GOAL -> Your task is to give the data again, exactly, with every line intact.
»»
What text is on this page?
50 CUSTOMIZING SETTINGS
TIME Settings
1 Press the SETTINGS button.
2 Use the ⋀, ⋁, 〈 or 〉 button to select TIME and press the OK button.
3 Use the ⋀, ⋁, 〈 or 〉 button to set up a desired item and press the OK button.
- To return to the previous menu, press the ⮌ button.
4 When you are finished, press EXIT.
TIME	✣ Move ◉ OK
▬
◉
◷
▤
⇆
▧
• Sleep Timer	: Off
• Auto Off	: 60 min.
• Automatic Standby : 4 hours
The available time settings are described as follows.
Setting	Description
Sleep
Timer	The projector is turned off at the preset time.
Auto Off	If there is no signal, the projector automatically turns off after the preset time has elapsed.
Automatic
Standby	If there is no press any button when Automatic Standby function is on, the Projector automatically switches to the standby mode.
««
FULL OUTPUT ->
What text is on this page?
50 CUSTOMIZING SETTINGS
TIME Settings
1 Press the SETTINGS button.
2 Use the ⋀, ⋁, 〈 or 〉 button to select TIME and press the OK button.
3 Use the ⋀, ⋁, 〈 or 〉 button to set up a desired item and press the OK button.
- To return to the previous menu, press the ⮌ button.
4 When you are finished, press EXIT.
TIME	✣ Move ◉ OK
▬
◉
◷
▤
⇆
▧
• Sleep Timer	: Off
• Auto Off	: 60 min.
• Automatic Standby : 4 hours
The available time settings are described as follows.
Setting	Description
Sleep
Timer	The projector is turned off at the preset time.
Auto Off	If there is no signal, the projector automatically turns off after the preset time has elapsed.
Automatic
Standby	If there is no press any button when Automatic Standby function is on, the Projector automatically switches to the standby mode.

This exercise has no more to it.